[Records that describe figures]
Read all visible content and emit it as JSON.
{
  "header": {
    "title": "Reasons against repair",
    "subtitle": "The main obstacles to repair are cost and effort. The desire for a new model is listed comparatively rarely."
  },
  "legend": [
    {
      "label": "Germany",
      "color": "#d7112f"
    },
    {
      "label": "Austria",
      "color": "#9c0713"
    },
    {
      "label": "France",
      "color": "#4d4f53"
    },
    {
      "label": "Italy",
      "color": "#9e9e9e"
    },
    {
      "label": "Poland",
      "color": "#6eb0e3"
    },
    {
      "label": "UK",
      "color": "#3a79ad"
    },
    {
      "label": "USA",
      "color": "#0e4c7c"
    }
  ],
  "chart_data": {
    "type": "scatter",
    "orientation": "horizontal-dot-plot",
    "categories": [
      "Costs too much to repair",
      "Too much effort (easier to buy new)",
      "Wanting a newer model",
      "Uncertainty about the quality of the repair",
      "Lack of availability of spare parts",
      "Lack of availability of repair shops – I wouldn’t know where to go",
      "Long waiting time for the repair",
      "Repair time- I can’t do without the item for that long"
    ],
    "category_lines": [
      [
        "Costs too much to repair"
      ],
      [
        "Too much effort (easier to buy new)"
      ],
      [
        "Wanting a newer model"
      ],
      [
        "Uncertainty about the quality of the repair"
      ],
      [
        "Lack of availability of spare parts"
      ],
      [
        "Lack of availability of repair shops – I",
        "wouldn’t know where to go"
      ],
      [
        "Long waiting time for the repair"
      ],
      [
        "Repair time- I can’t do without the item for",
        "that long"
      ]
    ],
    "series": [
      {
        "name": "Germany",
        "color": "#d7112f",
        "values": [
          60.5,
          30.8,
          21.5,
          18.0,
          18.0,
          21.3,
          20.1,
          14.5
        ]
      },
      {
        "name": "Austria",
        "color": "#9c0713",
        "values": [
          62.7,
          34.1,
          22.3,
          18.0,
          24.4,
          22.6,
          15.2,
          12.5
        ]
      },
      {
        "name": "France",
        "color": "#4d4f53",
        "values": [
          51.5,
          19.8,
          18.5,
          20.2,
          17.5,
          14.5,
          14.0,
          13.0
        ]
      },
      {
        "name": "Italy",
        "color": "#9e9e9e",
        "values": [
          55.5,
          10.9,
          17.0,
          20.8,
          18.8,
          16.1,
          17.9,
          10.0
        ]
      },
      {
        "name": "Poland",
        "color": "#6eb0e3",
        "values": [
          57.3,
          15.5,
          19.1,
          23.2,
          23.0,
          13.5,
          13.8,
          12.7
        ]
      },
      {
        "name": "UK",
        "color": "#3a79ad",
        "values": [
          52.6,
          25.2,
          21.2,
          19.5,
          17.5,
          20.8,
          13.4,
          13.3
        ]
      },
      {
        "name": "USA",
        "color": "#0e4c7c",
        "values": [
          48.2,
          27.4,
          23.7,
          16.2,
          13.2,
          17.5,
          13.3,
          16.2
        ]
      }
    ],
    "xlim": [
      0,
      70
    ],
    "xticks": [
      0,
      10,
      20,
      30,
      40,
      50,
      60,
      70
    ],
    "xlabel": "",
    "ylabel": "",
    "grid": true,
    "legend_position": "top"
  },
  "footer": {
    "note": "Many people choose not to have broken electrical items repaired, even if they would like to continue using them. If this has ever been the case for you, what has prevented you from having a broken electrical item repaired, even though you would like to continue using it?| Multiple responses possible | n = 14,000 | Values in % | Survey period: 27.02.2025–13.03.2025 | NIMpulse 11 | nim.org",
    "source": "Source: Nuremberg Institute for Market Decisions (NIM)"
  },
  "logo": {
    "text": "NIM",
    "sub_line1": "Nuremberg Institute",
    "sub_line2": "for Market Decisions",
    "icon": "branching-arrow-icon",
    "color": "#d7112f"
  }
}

WRITTEN INSTRUCTION: Copy out each record, keeping every word as it is.

THE ANSWER:
Read all visible content and emit it as JSON.
{
  "header": {
    "title": "Reasons against repair",
    "subtitle": "The main obstacles to repair are cost and effort. The desire for a new model is listed comparatively rarely."
  },
  "legend": [
    {
      "label": "Germany",
      "color": "#d7112f"
    },
    {
      "label": "Austria",
      "color": "#9c0713"
    },
    {
      "label": "France",
      "color": "#4d4f53"
    },
    {
      "label": "Italy",
      "color": "#9e9e9e"
    },
    {
      "label": "Poland",
      "color": "#6eb0e3"
    },
    {
      "label": "UK",
      "color": "#3a79ad"
    },
    {
      "label": "USA",
      "color": "#0e4c7c"
    }
  ],
  "chart_data": {
    "type": "scatter",
    "orientation": "horizontal-dot-plot",
    "categories": [
      "Costs too much to repair",
      "Too much effort (easier to buy new)",
      "Wanting a newer model",
      "Uncertainty about the quality of the repair",
      "Lack of availability of spare parts",
      "Lack of availability of repair shops – I wouldn’t know where to go",
      "Long waiting time for the repair",
      "Repair time- I can’t do without the item for that long"
    ],
    "category_lines": [
      [
        "Costs too much to repair"
      ],
      [
        "Too much effort (easier to buy new)"
      ],
      [
        "Wanting a newer model"
      ],
      [
        "Uncertainty about the quality of the repair"
      ],
      [
        "Lack of availability of spare parts"
      ],
      [
        "Lack of availability of repair shops – I",
        "wouldn’t know where to go"
      ],
      [
        "Long waiting time for the repair"
      ],
      [
        "Repair time- I can’t do without the item for",
        "that long"
      ]
    ],
    "series": [
      {
        "name": "Germany",
        "color": "#d7112f",
        "values": [
          60.5,
          30.8,
          21.5,
          18.0,
          18.0,
          21.3,
          20.1,
          14.5
        ]
      },
      {
        "name": "Austria",
        "color": "#9c0713",
        "values": [
          62.7,
          34.1,
          22.3,
          18.0,
          24.4,
          22.6,
          15.2,
          12.5
        ]
      },
      {
        "name": "France",
        "color": "#4d4f53",
        "values": [
          51.5,
          19.8,
          18.5,
          20.2,
          17.5,
          14.5,
          14.0,
          13.0
        ]
      },
      {
        "name": "Italy",
        "color": "#9e9e9e",
        "values": [
          55.5,
          10.9,
          17.0,
          20.8,
          18.8,
          16.1,
          17.9,
          10.0
        ]
      },
      {
        "name": "Poland",
        "color": "#6eb0e3",
        "values": [
          57.3,
          15.5,
          19.1,
          23.2,
          23.0,
          13.5,
          13.8,
          12.7
        ]
      },
      {
        "name": "UK",
        "color": "#3a79ad",
        "values": [
          52.6,
          25.2,
          21.2,
          19.5,
          17.5,
          20.8,
          13.4,
          13.3
        ]
      },
      {
        "name": "USA",
        "color": "#0e4c7c",
        "values": [
          48.2,
          27.4,
          23.7,
          16.2,
          13.2,
          17.5,
          13.3,
          16.2
        ]
      }
    ],
    "xlim": [
      0,
      70
    ],
    "xticks": [
      0,
      10,
      20,
      30,
      40,
      50,
      60,
      70
    ],
    "xlabel": "",
    "ylabel": "",
    "grid": true,
    "legend_position": "top"
  },
  "footer": {
    "note": "Many people choose not to have broken electrical items repaired, even if they would like to continue using them. If this has ever been the case for you, what has prevented you from having a broken electrical item repaired, even though you would like to continue using it?| Multiple responses possible | n = 14,000 | Values in % | Survey period: 27.02.2025–13.03.2025 | NIMpulse 11 | nim.org",
    "source": "Source: Nuremberg Institute for Market Decisions (NIM)"
  },
  "logo": {
    "text": "NIM",
    "sub_line1": "Nuremberg Institute",
    "sub_line2": "for Market Decisions",
    "icon": "branching-arrow-icon",
    "color": "#d7112f"
  }
}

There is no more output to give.